Exercice. Prolongez l'extrait sur la biologie de synthèse en reprenant après sa dernière phrase.

Extrait fourni.
#####

La biologie de synthèse, de son côté, représente un secteur plein de promesses mais aussi lourd de menaces. Elle consiste à reprogrammer des organismes vivants (comme on le ferait pour un ordinateur), en utilisant des séquence d’ADN synthétique, donnant à une cellule vivante des instructions biologiques codées pour déclencher, amplifier, ou stopper une réaction métabolique. On peut aujourd’hui télécharger gratuitement sur Internet ces « programmes » d’ADN appelés « DNA cassettes » ou « BioBriks ». Téléchargées, elles sont capables de programmer les machines à synthétiser l’ADN, comme il en existe dans tous les grands laboratoires de biotechnologie.
C’est ce programme, compatible avec la machinerie biologique et comportant des instructions précises n’existant pas dans la nature, qui sera injecté dans une cellule vivante et la reprogrammera, pour le meilleur ou pour le pire.Des dizaines de laboratoires dans le monde travaillent déjà sur la biologie de synthèse. Les enjeux sont énormes : création d’organismes vivants inconnus dans la nature ; possibilité de synthétiser des molécules complexes présentant des fonctions nouvelles ; bases nouvelles pour une biologie industrielle de synthèse, analogue à l’avènement de l’industrie chimique au cours de la première moitié du XXème siècle ; invention de nouveaux matériaux (bio matériaux pour l’ingénierie tissulaire, détection de menaces ou de risques chimiques et bactériologiques) ; ou nouvelles voies métaboliques pour dépolluer l’environnement.
UNE REFLEXION BIOETHIQUE S’IMPOSE
Compte tenu de ces nouveaux enjeux, plus encore que pour la biologie moléculaire, le génie génétique ou la génomique, une réflexion bio éthique s’impose. Personne ne sait si ces organismes vivants reprogrammés s’adapteront à l’écosystème. Peut-être même risquent-ils de le déséquilibrer et de le mettre en péril ? Peut-être que ces organismes de synthèse vont échapper au contrôle de leur géniteur, et créer de nouveaux virus, dangereux pour les plantes, les animaux ou les humains. Les applications étant illimitées, la plus grande vigilance s’impose pour éviter les dérives résultant de la poursuite de seuls objectifs commerciaux, voire militaires ou politiques.

#####

Données fournies.
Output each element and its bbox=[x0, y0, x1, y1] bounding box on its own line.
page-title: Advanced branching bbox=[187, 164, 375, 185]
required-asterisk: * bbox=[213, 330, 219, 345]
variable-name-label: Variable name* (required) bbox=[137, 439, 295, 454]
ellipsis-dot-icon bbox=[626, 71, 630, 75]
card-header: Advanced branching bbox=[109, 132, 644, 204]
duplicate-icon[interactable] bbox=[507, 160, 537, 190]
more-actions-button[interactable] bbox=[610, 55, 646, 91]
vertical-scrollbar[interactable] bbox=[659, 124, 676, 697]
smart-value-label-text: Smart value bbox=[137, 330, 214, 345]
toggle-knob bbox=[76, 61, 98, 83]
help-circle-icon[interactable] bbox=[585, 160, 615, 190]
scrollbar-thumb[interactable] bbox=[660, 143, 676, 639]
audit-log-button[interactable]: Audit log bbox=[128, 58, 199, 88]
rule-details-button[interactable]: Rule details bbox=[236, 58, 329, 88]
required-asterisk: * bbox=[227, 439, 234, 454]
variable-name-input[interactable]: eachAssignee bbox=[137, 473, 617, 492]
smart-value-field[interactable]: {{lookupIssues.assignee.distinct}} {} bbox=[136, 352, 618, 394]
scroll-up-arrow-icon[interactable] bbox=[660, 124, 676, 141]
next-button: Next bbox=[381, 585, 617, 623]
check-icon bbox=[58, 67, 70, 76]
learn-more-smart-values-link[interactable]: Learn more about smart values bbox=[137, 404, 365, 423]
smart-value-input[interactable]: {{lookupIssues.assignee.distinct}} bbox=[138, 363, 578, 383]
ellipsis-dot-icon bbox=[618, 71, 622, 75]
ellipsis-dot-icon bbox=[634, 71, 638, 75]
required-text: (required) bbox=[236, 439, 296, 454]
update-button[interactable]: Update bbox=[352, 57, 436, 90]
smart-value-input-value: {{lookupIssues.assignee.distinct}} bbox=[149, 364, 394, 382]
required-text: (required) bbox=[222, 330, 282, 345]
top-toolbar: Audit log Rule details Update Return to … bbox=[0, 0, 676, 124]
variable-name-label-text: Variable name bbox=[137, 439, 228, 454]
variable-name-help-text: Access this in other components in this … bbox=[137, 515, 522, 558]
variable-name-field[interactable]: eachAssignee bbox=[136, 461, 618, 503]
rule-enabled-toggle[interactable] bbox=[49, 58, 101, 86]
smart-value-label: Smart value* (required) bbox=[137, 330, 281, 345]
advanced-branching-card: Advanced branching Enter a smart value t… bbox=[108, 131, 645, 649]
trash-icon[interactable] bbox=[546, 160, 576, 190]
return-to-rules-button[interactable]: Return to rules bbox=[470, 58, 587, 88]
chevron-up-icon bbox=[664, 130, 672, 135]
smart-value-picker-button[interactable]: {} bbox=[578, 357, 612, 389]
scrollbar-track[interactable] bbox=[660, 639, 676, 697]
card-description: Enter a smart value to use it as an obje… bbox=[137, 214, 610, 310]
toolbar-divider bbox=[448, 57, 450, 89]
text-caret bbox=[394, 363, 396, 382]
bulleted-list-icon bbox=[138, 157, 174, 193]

#####

Réponse attendue.
Avec la génomique, la transgénie, la bioinformatique, l’évolution des biotechnologies atteint un nouveau stade : elle questionne directement l’homme sujet et objet, ingénieur des gènes. Nous transformons la biosphère et cette transformation nous change de manière irréversible. Les progrès scientifiques et techniques dans les sciences du vivant ouvriront de nouveaux horizons riches de promesses mais aussi lourds de menaces. Il deviendra possible de cloner et cultiver des cellules embryonnaires humaines pour créer des usines à organes permettant de remplacer des organes déficients.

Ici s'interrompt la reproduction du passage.